» **Prompt**:
No images are to be carried over; print all other material exactly as it stands.
-- Start Available records --
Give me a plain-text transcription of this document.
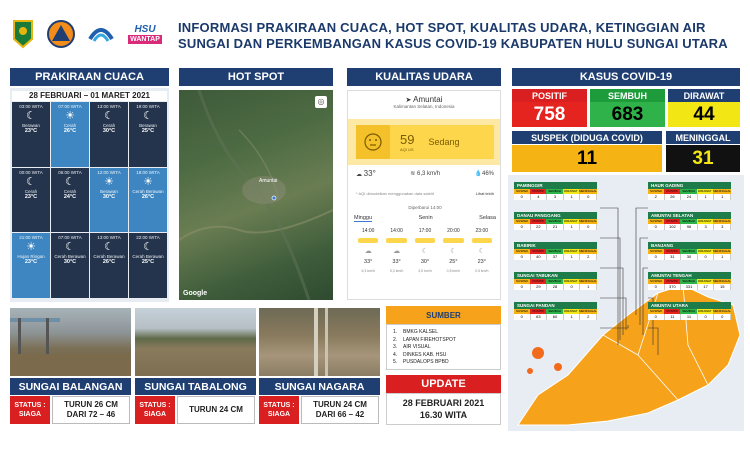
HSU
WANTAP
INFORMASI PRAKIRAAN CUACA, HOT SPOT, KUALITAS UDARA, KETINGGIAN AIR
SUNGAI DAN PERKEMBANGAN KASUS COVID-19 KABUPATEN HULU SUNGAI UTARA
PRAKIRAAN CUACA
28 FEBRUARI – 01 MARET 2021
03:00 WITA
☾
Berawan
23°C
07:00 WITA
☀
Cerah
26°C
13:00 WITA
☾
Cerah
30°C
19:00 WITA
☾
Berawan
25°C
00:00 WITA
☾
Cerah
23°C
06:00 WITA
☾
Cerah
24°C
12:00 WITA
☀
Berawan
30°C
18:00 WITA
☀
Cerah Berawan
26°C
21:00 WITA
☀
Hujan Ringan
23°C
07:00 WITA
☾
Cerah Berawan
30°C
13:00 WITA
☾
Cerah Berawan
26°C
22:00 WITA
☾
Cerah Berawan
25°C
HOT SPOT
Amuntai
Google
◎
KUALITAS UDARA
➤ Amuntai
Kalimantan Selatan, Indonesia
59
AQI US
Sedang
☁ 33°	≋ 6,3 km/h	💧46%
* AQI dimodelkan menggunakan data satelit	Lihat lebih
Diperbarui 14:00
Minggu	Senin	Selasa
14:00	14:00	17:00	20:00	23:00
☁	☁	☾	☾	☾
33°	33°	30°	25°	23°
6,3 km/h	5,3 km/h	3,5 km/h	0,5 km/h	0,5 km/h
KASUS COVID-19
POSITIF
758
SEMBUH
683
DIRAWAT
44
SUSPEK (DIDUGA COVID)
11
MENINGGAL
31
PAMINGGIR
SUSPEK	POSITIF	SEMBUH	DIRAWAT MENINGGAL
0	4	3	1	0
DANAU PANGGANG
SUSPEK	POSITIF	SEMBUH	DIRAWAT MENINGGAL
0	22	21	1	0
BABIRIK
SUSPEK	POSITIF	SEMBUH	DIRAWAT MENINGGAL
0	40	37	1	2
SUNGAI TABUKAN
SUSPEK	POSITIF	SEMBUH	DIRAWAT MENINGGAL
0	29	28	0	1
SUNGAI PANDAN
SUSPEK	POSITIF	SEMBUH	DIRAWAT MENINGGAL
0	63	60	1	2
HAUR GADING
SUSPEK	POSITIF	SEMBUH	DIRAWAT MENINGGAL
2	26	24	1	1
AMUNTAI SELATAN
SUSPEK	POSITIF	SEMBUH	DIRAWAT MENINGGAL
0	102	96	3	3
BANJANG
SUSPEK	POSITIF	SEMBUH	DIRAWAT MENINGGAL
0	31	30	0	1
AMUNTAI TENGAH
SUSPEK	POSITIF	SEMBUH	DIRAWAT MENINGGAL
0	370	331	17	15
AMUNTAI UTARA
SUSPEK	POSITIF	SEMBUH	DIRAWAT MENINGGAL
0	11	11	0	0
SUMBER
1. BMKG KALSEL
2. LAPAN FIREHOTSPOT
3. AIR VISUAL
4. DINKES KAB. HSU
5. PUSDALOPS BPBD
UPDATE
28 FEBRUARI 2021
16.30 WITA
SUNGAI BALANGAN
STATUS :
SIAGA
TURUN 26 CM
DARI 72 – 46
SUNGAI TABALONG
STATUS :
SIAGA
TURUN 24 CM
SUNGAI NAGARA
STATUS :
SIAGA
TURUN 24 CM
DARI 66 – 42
-- End Available records --
» **The reply**:
Give me a plain-text transcription of this document.
HSU
WANTAP
INFORMASI PRAKIRAAN CUACA, HOT SPOT, KUALITAS UDARA, KETINGGIAN AIR
SUNGAI DAN PERKEMBANGAN KASUS COVID-19 KABUPATEN HULU SUNGAI UTARA
PRAKIRAAN CUACA
28 FEBRUARI – 01 MARET 2021
03:00 WITA
☾
Berawan
23°C
07:00 WITA
☀
Cerah
26°C
13:00 WITA
☾
Cerah
30°C
19:00 WITA
☾
Berawan
25°C
00:00 WITA
☾
Cerah
23°C
06:00 WITA
☾
Cerah
24°C
12:00 WITA
☀
Berawan
30°C
18:00 WITA
☀
Cerah Berawan
26°C
21:00 WITA
☀
Hujan Ringan
23°C
07:00 WITA
☾
Cerah Berawan
30°C
13:00 WITA
☾
Cerah Berawan
26°C
22:00 WITA
☾
Cerah Berawan
25°C
HOT SPOT
Amuntai
Google
◎
KUALITAS UDARA
➤ Amuntai
Kalimantan Selatan, Indonesia
59
AQI US
Sedang
☁ 33°	≋ 6,3 km/h	💧46%
* AQI dimodelkan menggunakan data satelit	Lihat lebih
Diperbarui 14:00
Minggu	Senin	Selasa
14:00	14:00	17:00	20:00	23:00
☁	☁	☾	☾	☾
33°	33°	30°	25°	23°
6,3 km/h	5,3 km/h	3,5 km/h	0,5 km/h	0,5 km/h
KASUS COVID-19
POSITIF
758
SEMBUH
683
DIRAWAT
44
SUSPEK (DIDUGA COVID)
11
MENINGGAL
31
PAMINGGIR
SUSPEK	POSITIF	SEMBUH	DIRAWAT MENINGGAL
0	4	3	1	0
DANAU PANGGANG
SUSPEK	POSITIF	SEMBUH	DIRAWAT MENINGGAL
0	22	21	1	0
BABIRIK
SUSPEK	POSITIF	SEMBUH	DIRAWAT MENINGGAL
0	40	37	1	2
SUNGAI TABUKAN
SUSPEK	POSITIF	SEMBUH	DIRAWAT MENINGGAL
0	29	28	0	1
SUNGAI PANDAN
SUSPEK	POSITIF	SEMBUH	DIRAWAT MENINGGAL
0	63	60	1	2
HAUR GADING
SUSPEK	POSITIF	SEMBUH	DIRAWAT MENINGGAL
2	26	24	1	1
AMUNTAI SELATAN
SUSPEK	POSITIF	SEMBUH	DIRAWAT MENINGGAL
0	102	96	3	3
BANJANG
SUSPEK	POSITIF	SEMBUH	DIRAWAT MENINGGAL
0	31	30	0	1
AMUNTAI TENGAH
SUSPEK	POSITIF	SEMBUH	DIRAWAT MENINGGAL
0	370	331	17	15
AMUNTAI UTARA
SUSPEK	POSITIF	SEMBUH	DIRAWAT MENINGGAL
0	11	11	0	0
SUMBER
1. BMKG KALSEL
2. LAPAN FIREHOTSPOT
3. AIR VISUAL
4. DINKES KAB. HSU
5. PUSDALOPS BPBD
UPDATE
28 FEBRUARI 2021
16.30 WITA
SUNGAI BALANGAN
STATUS :
SIAGA
TURUN 26 CM
DARI 72 – 46
SUNGAI TABALONG
STATUS :
SIAGA
TURUN 24 CM
SUNGAI NAGARA
STATUS :
SIAGA
TURUN 24 CM
DARI 66 – 42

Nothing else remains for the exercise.